+++ Dataset content
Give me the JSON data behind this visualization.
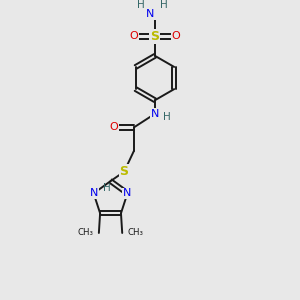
{
  "bg_color": "#e8e8e8",
  "atom_colors": {
    "C": "#1a1a1a",
    "N": "#0000ee",
    "O": "#dd0000",
    "S": "#bbbb00",
    "H": "#336666"
  },
  "figsize": [
    3.0,
    3.0
  ],
  "dpi": 100,
  "xlim": [
    0,
    10
  ],
  "ylim": [
    0,
    12
  ]
}
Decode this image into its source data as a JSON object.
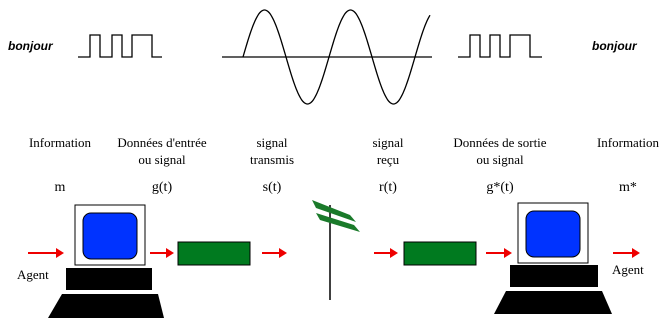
{
  "words": {
    "input": "bonjour",
    "output": "bonjour"
  },
  "stages": [
    {
      "label": [
        "Information"
      ],
      "symbol": "m"
    },
    {
      "label": [
        "Données d'entrée",
        "ou signal"
      ],
      "symbol": "g(t)"
    },
    {
      "label": [
        "signal",
        "transmis"
      ],
      "symbol": "s(t)"
    },
    {
      "label": [
        "signal",
        "reçu"
      ],
      "symbol": "r(t)"
    },
    {
      "label": [
        "Données de sortie",
        "ou signal"
      ],
      "symbol": "g*(t)"
    },
    {
      "label": [
        "Information"
      ],
      "symbol": "m*"
    }
  ],
  "agents": [
    "Agent",
    "Agent"
  ]
}
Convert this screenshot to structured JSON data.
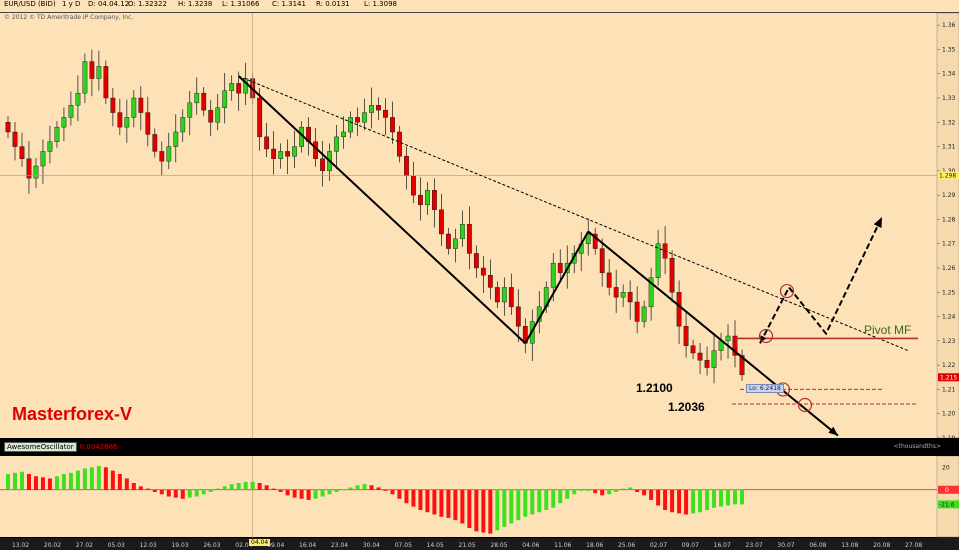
{
  "header": {
    "symbol": "EUR/USD (BID)",
    "timeframe": "1 y D",
    "date": "D: 04.04.12",
    "open": "O: 1.32322",
    "high": "H: 1.3238",
    "low": "L: 1.31066",
    "close": "C: 1.3141",
    "range": "R: 0.0131",
    "last": "L: 1.3098"
  },
  "copyright": "© 2012 © TD Ameritrade IP Company, Inc.",
  "brand": "Masterforex-V",
  "annotations": {
    "level1": "1.2100",
    "level2": "1.2036",
    "pivot": "Pivot MF",
    "ttl_label": "Lo: 6.2418"
  },
  "oscillator": {
    "label": "AwesomeOscillator",
    "value": "0.0042686",
    "units": "<thousandths>"
  },
  "colors": {
    "background": "#fde2b8",
    "up": "#2fd021",
    "down": "#e00000",
    "ao_up": "#40e020",
    "ao_down": "#ff1010"
  },
  "chart_data": {
    "type": "candlestick",
    "ylim": [
      1.19,
      1.365
    ],
    "y_ticks": [
      1.36,
      1.35,
      1.34,
      1.33,
      1.32,
      1.31,
      1.3,
      1.29,
      1.28,
      1.27,
      1.26,
      1.25,
      1.24,
      1.23,
      1.22,
      1.21,
      1.2,
      1.19
    ],
    "current_price": "1.215",
    "crosshair_price": "1.298",
    "x_tick_labels": [
      "13.02",
      "20.02",
      "27.02",
      "05.03",
      "12.03",
      "19.03",
      "26.03",
      "02.04",
      "09.04",
      "16.04",
      "23.04",
      "30.04",
      "07.05",
      "14.05",
      "21.05",
      "28.05",
      "04.06",
      "11.06",
      "18.06",
      "25.06",
      "02.07",
      "09.07",
      "16.07",
      "23.07",
      "30.07",
      "06.08",
      "13.08",
      "20.08",
      "27.08"
    ],
    "selected_date": "04.04",
    "closes": [
      1.316,
      1.31,
      1.305,
      1.297,
      1.302,
      1.308,
      1.312,
      1.318,
      1.322,
      1.327,
      1.332,
      1.345,
      1.338,
      1.343,
      1.33,
      1.324,
      1.318,
      1.322,
      1.33,
      1.324,
      1.315,
      1.308,
      1.304,
      1.31,
      1.316,
      1.322,
      1.328,
      1.332,
      1.325,
      1.32,
      1.326,
      1.333,
      1.336,
      1.332,
      1.338,
      1.33,
      1.314,
      1.309,
      1.305,
      1.308,
      1.306,
      1.31,
      1.318,
      1.312,
      1.305,
      1.3,
      1.308,
      1.314,
      1.316,
      1.322,
      1.32,
      1.324,
      1.327,
      1.325,
      1.322,
      1.316,
      1.306,
      1.298,
      1.29,
      1.286,
      1.292,
      1.284,
      1.274,
      1.268,
      1.272,
      1.278,
      1.266,
      1.26,
      1.257,
      1.252,
      1.246,
      1.252,
      1.244,
      1.236,
      1.229,
      1.238,
      1.244,
      1.252,
      1.262,
      1.258,
      1.262,
      1.266,
      1.27,
      1.274,
      1.268,
      1.258,
      1.252,
      1.248,
      1.25,
      1.246,
      1.238,
      1.244,
      1.256,
      1.27,
      1.264,
      1.25,
      1.236,
      1.228,
      1.225,
      1.222,
      1.219,
      1.226,
      1.23,
      1.232,
      1.224,
      1.216
    ],
    "trendlines": [
      {
        "name": "descending-resistance",
        "style": "dashed",
        "from": [
          "02.04",
          1.339
        ],
        "to": [
          "end",
          1.226
        ]
      },
      {
        "name": "wave-1",
        "style": "solid",
        "from": [
          "02.04",
          1.339
        ],
        "to": [
          "31.05",
          1.229
        ]
      },
      {
        "name": "wave-2",
        "style": "solid",
        "from": [
          "31.05",
          1.229
        ],
        "to": [
          "19.06",
          1.275
        ]
      },
      {
        "name": "wave-3",
        "style": "solid-arrow",
        "from": [
          "19.06",
          1.275
        ],
        "to": [
          "end",
          1.191
        ]
      }
    ],
    "levels": [
      {
        "name": "pivot-mf",
        "price": 1.231
      },
      {
        "name": "level-1.2100",
        "price": 1.21
      },
      {
        "name": "level-1.2036",
        "price": 1.204
      }
    ],
    "projection": {
      "style": "dashed-arrow",
      "prices": [
        1.229,
        1.252,
        1.233,
        1.281
      ]
    },
    "oscillator": {
      "type": "bar",
      "name": "AwesomeOscillator",
      "zero_label": "0",
      "tick_labels": [
        "20",
        "-21.6"
      ],
      "ylim": [
        -42,
        30
      ],
      "values": [
        14,
        15,
        16,
        14,
        12,
        11,
        10,
        12,
        14,
        15,
        17,
        19,
        20,
        21,
        20,
        17,
        14,
        10,
        6,
        3,
        1,
        -2,
        -4,
        -6,
        -7,
        -8,
        -7,
        -6,
        -4,
        -2,
        1,
        3,
        5,
        6,
        7,
        7,
        6,
        4,
        1,
        -2,
        -5,
        -7,
        -8,
        -9,
        -8,
        -6,
        -4,
        -2,
        0,
        2,
        4,
        5,
        4,
        2,
        -1,
        -4,
        -8,
        -12,
        -15,
        -18,
        -20,
        -22,
        -24,
        -25,
        -27,
        -30,
        -34,
        -37,
        -38,
        -39,
        -36,
        -33,
        -30,
        -27,
        -24,
        -22,
        -20,
        -18,
        -16,
        -12,
        -8,
        -4,
        -1,
        -1,
        -3,
        -5,
        -4,
        -2,
        1,
        2,
        -2,
        -5,
        -9,
        -14,
        -18,
        -20,
        -21,
        -22,
        -21,
        -20,
        -18,
        -16,
        -15,
        -14,
        -13,
        -13
      ]
    }
  }
}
++++++
(Written exercise):
Copy out every line of the material above that mentions the word "name".

(Exercise output):
        "name": "descending-resistance",
        "name": "wave-1",
        "name": "wave-2",
        "name": "wave-3",
        "name": "pivot-mf",
        "name": "level-1.2100",
        "name": "level-1.2036",
      "name": "AwesomeOscillator",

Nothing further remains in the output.